▸ **What you have to do**: Repeat every line exactly, keeping the pictures out of the copy.

▸ **Records for processing**:
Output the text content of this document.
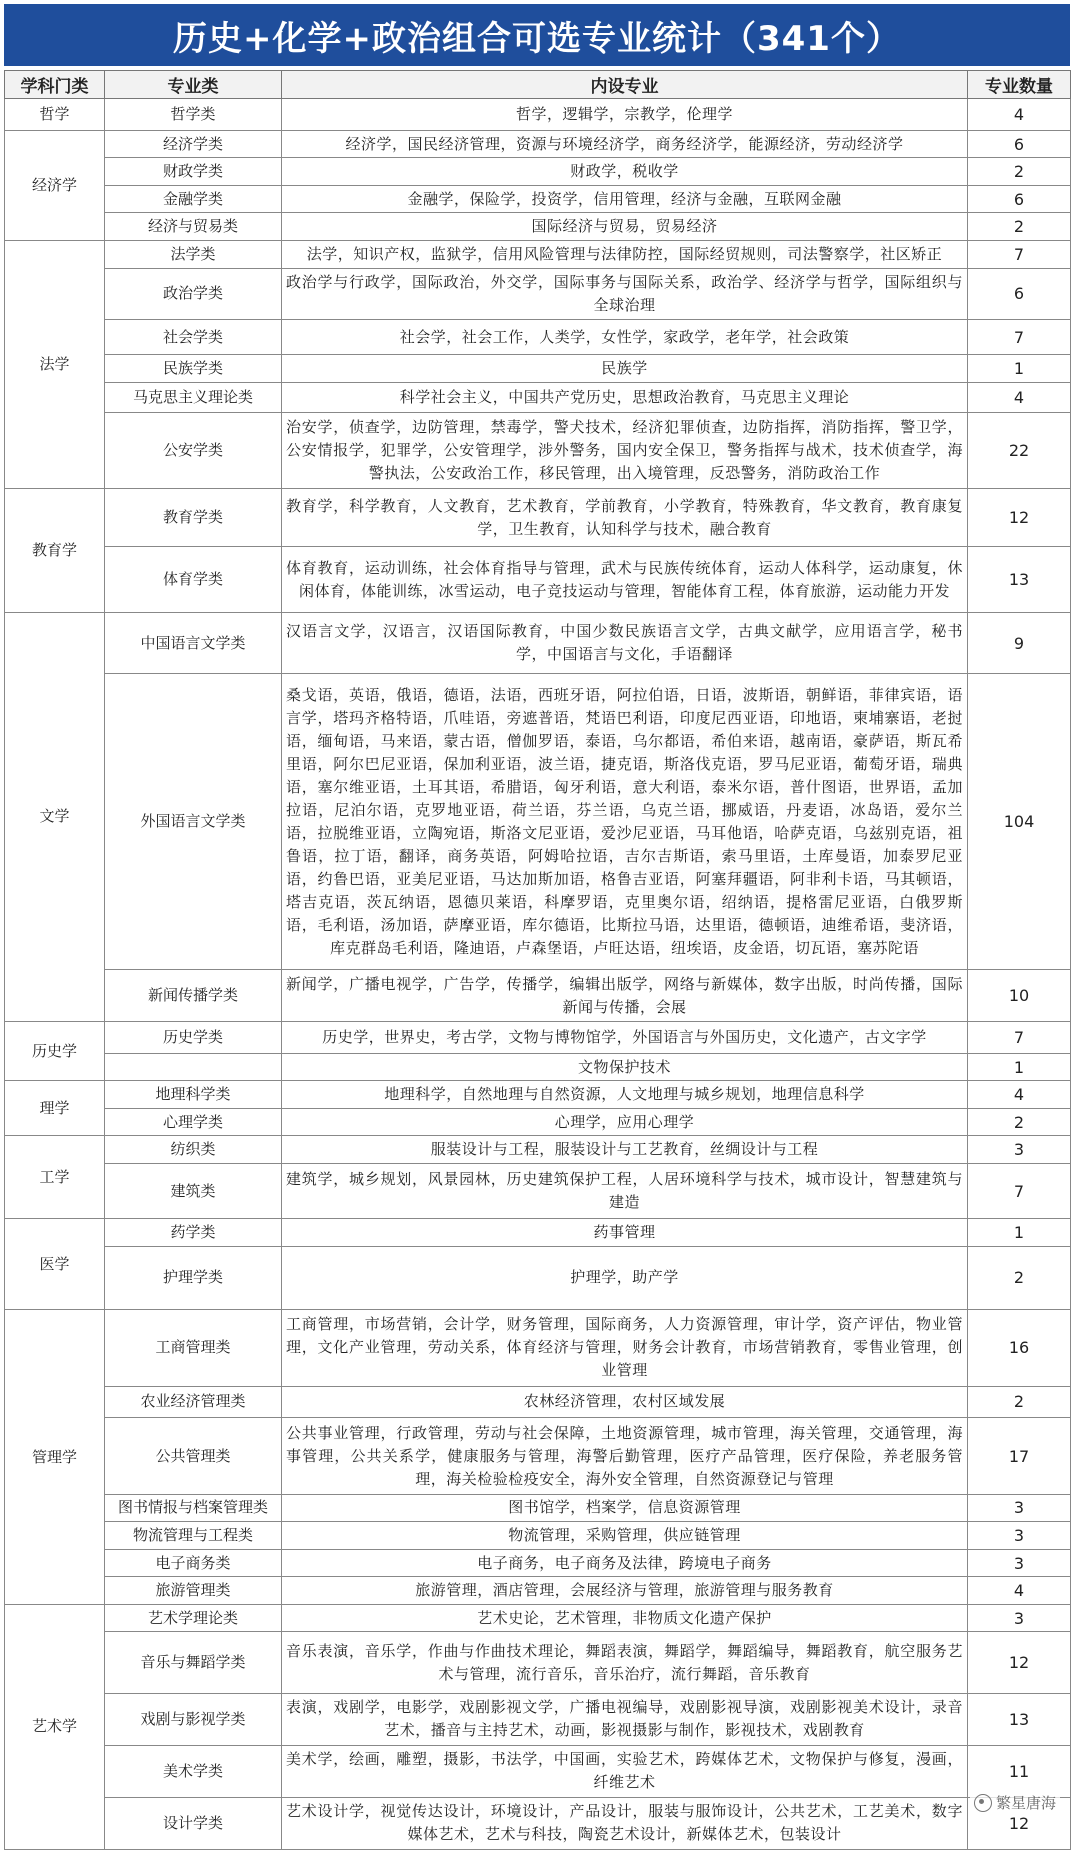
历史+化学+政治组合可选专业统计（341个）
学科门类	专业类	内设专业	专业数量
哲学	哲学类	哲学，逻辑学，宗教学，伦理学	4
经济学	经济学类	经济学，国民经济管理，资源与环境经济学，商务经济学，能源经济，劳动经济学	6
	财政学类	财政学，税收学	2
	金融学类	金融学，保险学，投资学，信用管理，经济与金融，互联网金融	6
	经济与贸易类	国际经济与贸易，贸易经济	2
法学	法学类	法学，知识产权，监狱学，信用风险管理与法律防控，国际经贸规则，司法警察学，社区矫正	7
	政治学类	政治学与行政学，国际政治，外交学，国际事务与国际关系，政治学、经济学与哲学，国际组织与全球治理	6
	社会学类	社会学，社会工作，人类学，女性学，家政学，老年学，社会政策	7
	民族学类	民族学	1
	马克思主义理论类	科学社会主义，中国共产党历史，思想政治教育，马克思主义理论	4
	公安学类	治安学，侦查学，边防管理，禁毒学，警犬技术，经济犯罪侦查，边防指挥，消防指挥，警卫学，公安情报学，犯罪学，公安管理学，涉外警务，国内安全保卫，警务指挥与战术，技术侦查学，海警执法，公安政治工作，移民管理，出入境管理，反恐警务，消防政治工作	22
教育学	教育学类	教育学，科学教育，人文教育，艺术教育，学前教育，小学教育，特殊教育，华文教育，教育康复学，卫生教育，认知科学与技术，融合教育	12
	体育学类	体育教育，运动训练，社会体育指导与管理，武术与民族传统体育，运动人体科学，运动康复，休闲体育，体能训练，冰雪运动，电子竞技运动与管理，智能体育工程，体育旅游，运动能力开发	13
文学	中国语言文学类	汉语言文学，汉语言，汉语国际教育，中国少数民族语言文学，古典文献学，应用语言学，秘书学，中国语言与文化，手语翻译	9
	外国语言文学类	桑戈语，英语，俄语，德语，法语，西班牙语，阿拉伯语，日语，波斯语，朝鲜语，菲律宾语，语言学，塔玛齐格特语，爪哇语，旁遮普语，梵语巴利语，印度尼西亚语，印地语，柬埔寨语，老挝语，缅甸语，马来语，蒙古语，僧伽罗语，泰语，乌尔都语，希伯来语，越南语，豪萨语，斯瓦希里语，阿尔巴尼亚语，保加利亚语，波兰语，捷克语，斯洛伐克语，罗马尼亚语，葡萄牙语，瑞典语，塞尔维亚语，土耳其语，希腊语，匈牙利语，意大利语，泰米尔语，普什图语，世界语，孟加拉语，尼泊尔语，克罗地亚语，荷兰语，芬兰语，乌克兰语，挪威语，丹麦语，冰岛语，爱尔兰语，拉脱维亚语，立陶宛语，斯洛文尼亚语，爱沙尼亚语，马耳他语，哈萨克语，乌兹别克语，祖鲁语，拉丁语，翻译，商务英语，阿姆哈拉语，吉尔吉斯语，索马里语，土库曼语，加泰罗尼亚语，约鲁巴语，亚美尼亚语，马达加斯加语，格鲁吉亚语，阿塞拜疆语，阿非利卡语，马其顿语，塔吉克语，茨瓦纳语，恩德贝莱语，科摩罗语，克里奥尔语，绍纳语，提格雷尼亚语，白俄罗斯语，毛利语，汤加语，萨摩亚语，库尔德语，比斯拉马语，达里语，德顿语，迪维希语，斐济语，库克群岛毛利语，隆迪语，卢森堡语，卢旺达语，纽埃语，皮金语，切瓦语，塞苏陀语	104
	新闻传播学类	新闻学，广播电视学，广告学，传播学，编辑出版学，网络与新媒体，数字出版，时尚传播，国际新闻与传播，会展	10
历史学	历史学类	历史学，世界史，考古学，文物与博物馆学，外国语言与外国历史，文化遗产，古文字学	7
		文物保护技术	1
理学	地理科学类	地理科学，自然地理与自然资源，人文地理与城乡规划，地理信息科学	4
	心理学类	心理学，应用心理学	2
工学	纺织类	服装设计与工程，服装设计与工艺教育，丝绸设计与工程	3
	建筑类	建筑学，城乡规划，风景园林，历史建筑保护工程，人居环境科学与技术，城市设计，智慧建筑与建造	7
医学	药学类	药事管理	1
	护理学类	护理学，助产学	2
管理学	工商管理类	工商管理，市场营销，会计学，财务管理，国际商务，人力资源管理，审计学，资产评估，物业管理，文化产业管理，劳动关系，体育经济与管理，财务会计教育，市场营销教育，零售业管理，创业管理	16
	农业经济管理类	农林经济管理，农村区域发展	2
	公共管理类	公共事业管理，行政管理，劳动与社会保障，土地资源管理，城市管理，海关管理，交通管理，海事管理，公共关系学，健康服务与管理，海警后勤管理，医疗产品管理，医疗保险，养老服务管理，海关检验检疫安全，海外安全管理，自然资源登记与管理	17
	图书情报与档案管理类	图书馆学，档案学，信息资源管理	3
	物流管理与工程类	物流管理，采购管理，供应链管理	3
	电子商务类	电子商务，电子商务及法律，跨境电子商务	3
	旅游管理类	旅游管理，酒店管理，会展经济与管理，旅游管理与服务教育	4
艺术学	艺术学理论类	艺术史论，艺术管理，非物质文化遗产保护	3
	音乐与舞蹈学类	音乐表演，音乐学，作曲与作曲技术理论，舞蹈表演，舞蹈学，舞蹈编导，舞蹈教育，航空服务艺术与管理，流行音乐，音乐治疗，流行舞蹈，音乐教育	12
	戏剧与影视学类	表演，戏剧学，电影学，戏剧影视文学，广播电视编导，戏剧影视导演，戏剧影视美术设计，录音艺术，播音与主持艺术，动画，影视摄影与制作，影视技术，戏剧教育	13
	美术学类	美术学，绘画，雕塑，摄影，书法学，中国画，实验艺术，跨媒体艺术，文物保护与修复，漫画，纤维艺术	11
	设计学类	艺术设计学，视觉传达设计，环境设计，产品设计，服装与服饰设计，公共艺术，工艺美术，数字媒体艺术，艺术与科技，陶瓷艺术设计，新媒体艺术，包装设计	12
繁星唐海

▸ **Expected answer**:
Output the text content of this document.
历史+化学+政治组合可选专业统计（341个）
学科门类	专业类	内设专业	专业数量
哲学	哲学类	哲学，逻辑学，宗教学，伦理学	4
经济学	经济学类	经济学，国民经济管理，资源与环境经济学，商务经济学，能源经济，劳动经济学	6
	财政学类	财政学，税收学	2
	金融学类	金融学，保险学，投资学，信用管理，经济与金融，互联网金融	6
	经济与贸易类	国际经济与贸易，贸易经济	2
法学	法学类	法学，知识产权，监狱学，信用风险管理与法律防控，国际经贸规则，司法警察学，社区矫正	7
	政治学类	政治学与行政学，国际政治，外交学，国际事务与国际关系，政治学、经济学与哲学，国际组织与全球治理	6
	社会学类	社会学，社会工作，人类学，女性学，家政学，老年学，社会政策	7
	民族学类	民族学	1
	马克思主义理论类	科学社会主义，中国共产党历史，思想政治教育，马克思主义理论	4
	公安学类	治安学，侦查学，边防管理，禁毒学，警犬技术，经济犯罪侦查，边防指挥，消防指挥，警卫学，公安情报学，犯罪学，公安管理学，涉外警务，国内安全保卫，警务指挥与战术，技术侦查学，海警执法，公安政治工作，移民管理，出入境管理，反恐警务，消防政治工作	22
教育学	教育学类	教育学，科学教育，人文教育，艺术教育，学前教育，小学教育，特殊教育，华文教育，教育康复学，卫生教育，认知科学与技术，融合教育	12
	体育学类	体育教育，运动训练，社会体育指导与管理，武术与民族传统体育，运动人体科学，运动康复，休闲体育，体能训练，冰雪运动，电子竞技运动与管理，智能体育工程，体育旅游，运动能力开发	13
文学	中国语言文学类	汉语言文学，汉语言，汉语国际教育，中国少数民族语言文学，古典文献学，应用语言学，秘书学，中国语言与文化，手语翻译	9
	外国语言文学类	桑戈语，英语，俄语，德语，法语，西班牙语，阿拉伯语，日语，波斯语，朝鲜语，菲律宾语，语言学，塔玛齐格特语，爪哇语，旁遮普语，梵语巴利语，印度尼西亚语，印地语，柬埔寨语，老挝语，缅甸语，马来语，蒙古语，僧伽罗语，泰语，乌尔都语，希伯来语，越南语，豪萨语，斯瓦希里语，阿尔巴尼亚语，保加利亚语，波兰语，捷克语，斯洛伐克语，罗马尼亚语，葡萄牙语，瑞典语，塞尔维亚语，土耳其语，希腊语，匈牙利语，意大利语，泰米尔语，普什图语，世界语，孟加拉语，尼泊尔语，克罗地亚语，荷兰语，芬兰语，乌克兰语，挪威语，丹麦语，冰岛语，爱尔兰语，拉脱维亚语，立陶宛语，斯洛文尼亚语，爱沙尼亚语，马耳他语，哈萨克语，乌兹别克语，祖鲁语，拉丁语，翻译，商务英语，阿姆哈拉语，吉尔吉斯语，索马里语，土库曼语，加泰罗尼亚语，约鲁巴语，亚美尼亚语，马达加斯加语，格鲁吉亚语，阿塞拜疆语，阿非利卡语，马其顿语，塔吉克语，茨瓦纳语，恩德贝莱语，科摩罗语，克里奥尔语，绍纳语，提格雷尼亚语，白俄罗斯语，毛利语，汤加语，萨摩亚语，库尔德语，比斯拉马语，达里语，德顿语，迪维希语，斐济语，库克群岛毛利语，隆迪语，卢森堡语，卢旺达语，纽埃语，皮金语，切瓦语，塞苏陀语	104
	新闻传播学类	新闻学，广播电视学，广告学，传播学，编辑出版学，网络与新媒体，数字出版，时尚传播，国际新闻与传播，会展	10
历史学	历史学类	历史学，世界史，考古学，文物与博物馆学，外国语言与外国历史，文化遗产，古文字学	7
		文物保护技术	1
理学	地理科学类	地理科学，自然地理与自然资源，人文地理与城乡规划，地理信息科学	4
	心理学类	心理学，应用心理学	2
工学	纺织类	服装设计与工程，服装设计与工艺教育，丝绸设计与工程	3
	建筑类	建筑学，城乡规划，风景园林，历史建筑保护工程，人居环境科学与技术，城市设计，智慧建筑与建造	7
医学	药学类	药事管理	1
	护理学类	护理学，助产学	2
管理学	工商管理类	工商管理，市场营销，会计学，财务管理，国际商务，人力资源管理，审计学，资产评估，物业管理，文化产业管理，劳动关系，体育经济与管理，财务会计教育，市场营销教育，零售业管理，创业管理	16
	农业经济管理类	农林经济管理，农村区域发展	2
	公共管理类	公共事业管理，行政管理，劳动与社会保障，土地资源管理，城市管理，海关管理，交通管理，海事管理，公共关系学，健康服务与管理，海警后勤管理，医疗产品管理，医疗保险，养老服务管理，海关检验检疫安全，海外安全管理，自然资源登记与管理	17
	图书情报与档案管理类	图书馆学，档案学，信息资源管理	3
	物流管理与工程类	物流管理，采购管理，供应链管理	3
	电子商务类	电子商务，电子商务及法律，跨境电子商务	3
	旅游管理类	旅游管理，酒店管理，会展经济与管理，旅游管理与服务教育	4
艺术学	艺术学理论类	艺术史论，艺术管理，非物质文化遗产保护	3
	音乐与舞蹈学类	音乐表演，音乐学，作曲与作曲技术理论，舞蹈表演，舞蹈学，舞蹈编导，舞蹈教育，航空服务艺术与管理，流行音乐，音乐治疗，流行舞蹈，音乐教育	12
	戏剧与影视学类	表演，戏剧学，电影学，戏剧影视文学，广播电视编导，戏剧影视导演，戏剧影视美术设计，录音艺术，播音与主持艺术，动画，影视摄影与制作，影视技术，戏剧教育	13
	美术学类	美术学，绘画，雕塑，摄影，书法学，中国画，实验艺术，跨媒体艺术，文物保护与修复，漫画，纤维艺术	11
	设计学类	艺术设计学，视觉传达设计，环境设计，产品设计，服装与服饰设计，公共艺术，工艺美术，数字媒体艺术，艺术与科技，陶瓷艺术设计，新媒体艺术，包装设计	12
繁星唐海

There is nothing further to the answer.